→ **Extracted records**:

···

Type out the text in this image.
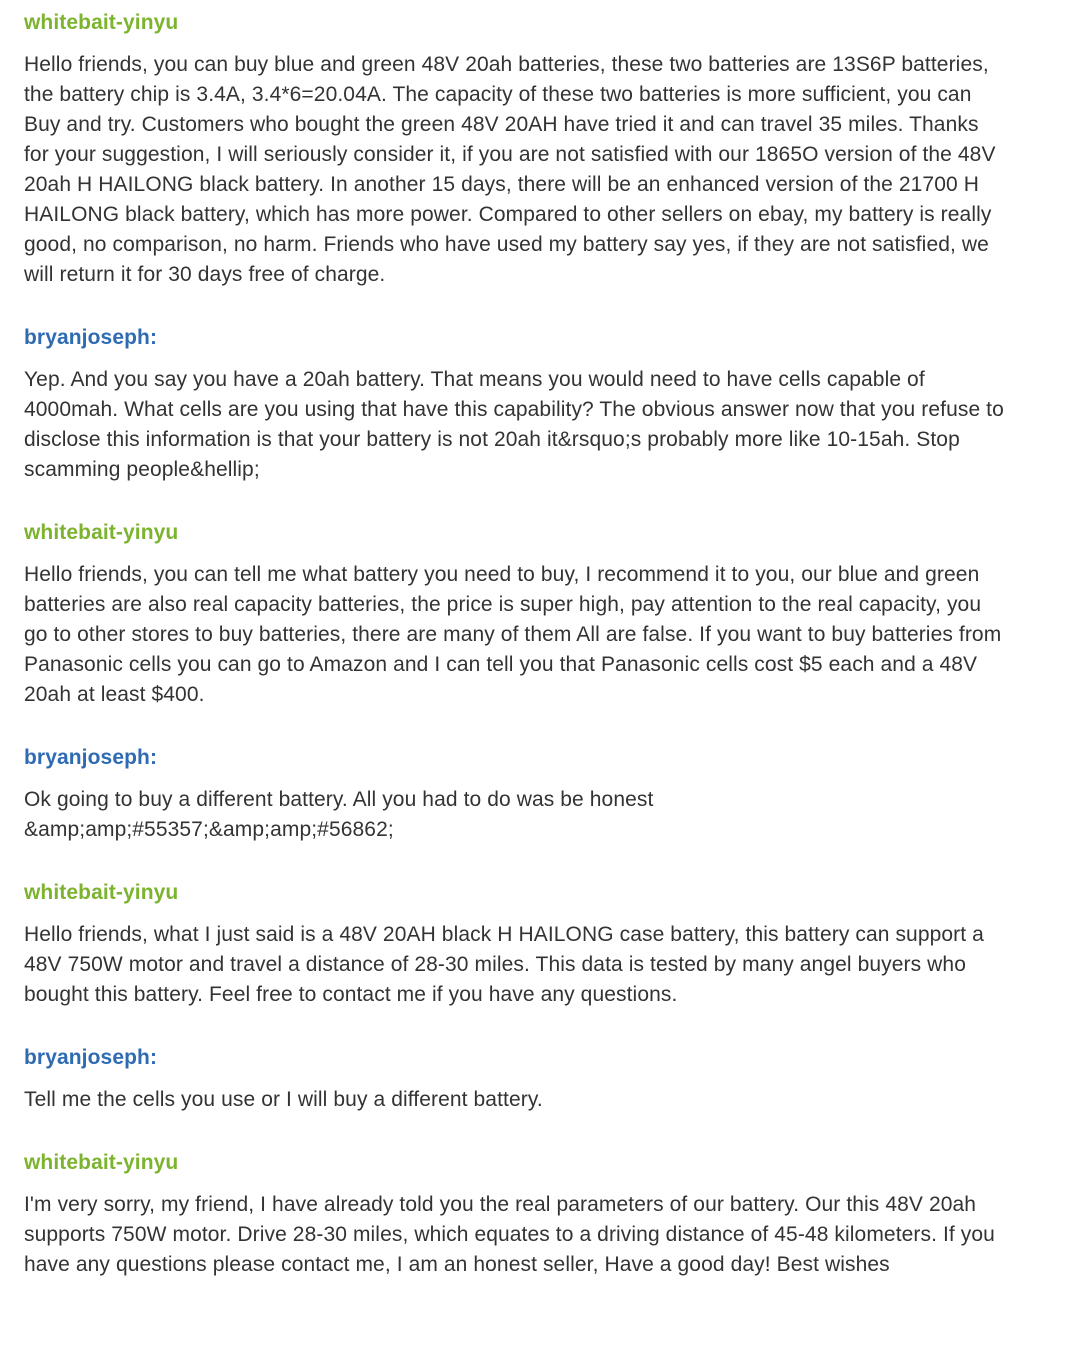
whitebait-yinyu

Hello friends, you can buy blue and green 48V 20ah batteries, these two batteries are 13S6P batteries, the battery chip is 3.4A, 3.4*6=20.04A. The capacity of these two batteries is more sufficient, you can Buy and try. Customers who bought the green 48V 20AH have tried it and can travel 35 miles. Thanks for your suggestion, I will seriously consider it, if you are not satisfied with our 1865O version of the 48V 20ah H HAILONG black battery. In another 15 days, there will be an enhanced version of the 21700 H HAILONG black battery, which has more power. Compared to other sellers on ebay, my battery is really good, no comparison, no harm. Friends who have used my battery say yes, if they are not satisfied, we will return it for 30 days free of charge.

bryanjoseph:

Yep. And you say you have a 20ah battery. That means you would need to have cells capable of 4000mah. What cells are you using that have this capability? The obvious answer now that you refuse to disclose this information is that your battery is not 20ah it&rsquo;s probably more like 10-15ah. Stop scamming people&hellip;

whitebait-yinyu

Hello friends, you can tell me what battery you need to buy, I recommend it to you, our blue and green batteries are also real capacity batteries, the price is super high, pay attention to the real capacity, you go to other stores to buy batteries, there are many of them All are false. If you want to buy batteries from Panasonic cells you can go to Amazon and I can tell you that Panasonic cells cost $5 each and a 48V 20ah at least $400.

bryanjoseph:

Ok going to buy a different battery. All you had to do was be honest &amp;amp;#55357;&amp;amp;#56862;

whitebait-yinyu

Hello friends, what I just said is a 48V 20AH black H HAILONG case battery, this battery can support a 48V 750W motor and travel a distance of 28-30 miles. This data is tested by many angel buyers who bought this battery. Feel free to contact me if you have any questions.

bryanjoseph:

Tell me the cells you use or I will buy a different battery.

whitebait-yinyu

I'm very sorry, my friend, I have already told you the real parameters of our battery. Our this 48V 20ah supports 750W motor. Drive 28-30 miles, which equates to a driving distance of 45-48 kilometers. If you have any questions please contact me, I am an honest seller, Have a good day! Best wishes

···

→ **Assignment**: Your answer must be an exact copy of the records above, with no pictures included.

→ **Answer to the problem**:
Type out the text in this image.
whitebait-yinyu

Hello friends, you can buy blue and green 48V 20ah batteries, these two batteries are 13S6P batteries, the battery chip is 3.4A, 3.4*6=20.04A. The capacity of these two batteries is more sufficient, you can Buy and try. Customers who bought the green 48V 20AH have tried it and can travel 35 miles. Thanks for your suggestion, I will seriously consider it, if you are not satisfied with our 1865O version of the 48V 20ah H HAILONG black battery. In another 15 days, there will be an enhanced version of the 21700 H HAILONG black battery, which has more power. Compared to other sellers on ebay, my battery is really good, no comparison, no harm. Friends who have used my battery say yes, if they are not satisfied, we will return it for 30 days free of charge.

bryanjoseph:

Yep. And you say you have a 20ah battery. That means you would need to have cells capable of 4000mah. What cells are you using that have this capability? The obvious answer now that you refuse to disclose this information is that your battery is not 20ah it&rsquo;s probably more like 10-15ah. Stop scamming people&hellip;

whitebait-yinyu

Hello friends, you can tell me what battery you need to buy, I recommend it to you, our blue and green batteries are also real capacity batteries, the price is super high, pay attention to the real capacity, you go to other stores to buy batteries, there are many of them All are false. If you want to buy batteries from Panasonic cells you can go to Amazon and I can tell you that Panasonic cells cost $5 each and a 48V 20ah at least $400.

bryanjoseph:

Ok going to buy a different battery. All you had to do was be honest &amp;amp;#55357;&amp;amp;#56862;

whitebait-yinyu

Hello friends, what I just said is a 48V 20AH black H HAILONG case battery, this battery can support a 48V 750W motor and travel a distance of 28-30 miles. This data is tested by many angel buyers who bought this battery. Feel free to contact me if you have any questions.

bryanjoseph:

Tell me the cells you use or I will buy a different battery.

whitebait-yinyu

I'm very sorry, my friend, I have already told you the real parameters of our battery. Our this 48V 20ah supports 750W motor. Drive 28-30 miles, which equates to a driving distance of 45-48 kilometers. If you have any questions please contact me, I am an honest seller, Have a good day! Best wishes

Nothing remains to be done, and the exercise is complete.